### Records shown

■ ■ ■

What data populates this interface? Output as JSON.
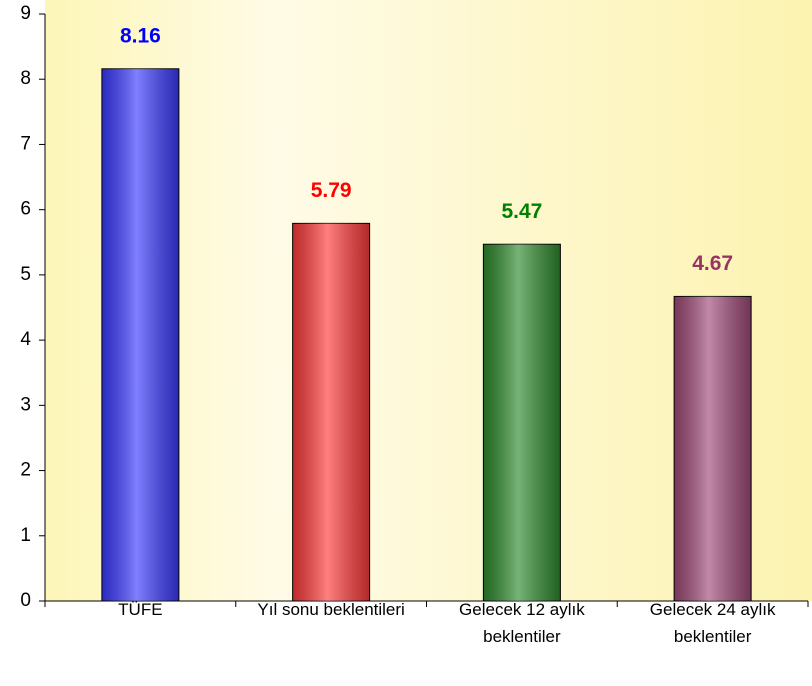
{
  "chart_data": {
    "type": "bar",
    "categories": [
      "TÜFE",
      "Yıl sonu beklentileri",
      "Gelecek 12 aylık beklentiler",
      "Gelecek 24 aylık beklentiler"
    ],
    "values": [
      8.16,
      5.79,
      5.47,
      4.67
    ],
    "colors": [
      "#3a3aff",
      "#ff3a3a",
      "#2e8b2e",
      "#a04a78"
    ],
    "label_colors": [
      "#0000ff",
      "#ff0000",
      "#008000",
      "#993366"
    ],
    "ylim": [
      0,
      9
    ],
    "yticks": [
      0,
      1,
      2,
      3,
      4,
      5,
      6,
      7,
      8,
      9
    ]
  }
}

■ ■ ■

### Exercise aim
Set down every entry word for word, but omit the pictures.

### Full output
What data populates this interface? Output as JSON.
{
  "chart_data": {
    "type": "bar",
    "categories": [
      "TÜFE",
      "Yıl sonu beklentileri",
      "Gelecek 12 aylık beklentiler",
      "Gelecek 24 aylık beklentiler"
    ],
    "values": [
      8.16,
      5.79,
      5.47,
      4.67
    ],
    "colors": [
      "#3a3aff",
      "#ff3a3a",
      "#2e8b2e",
      "#a04a78"
    ],
    "label_colors": [
      "#0000ff",
      "#ff0000",
      "#008000",
      "#993366"
    ],
    "ylim": [
      0,
      9
    ],
    "yticks": [
      0,
      1,
      2,
      3,
      4,
      5,
      6,
      7,
      8,
      9
    ]
  }
}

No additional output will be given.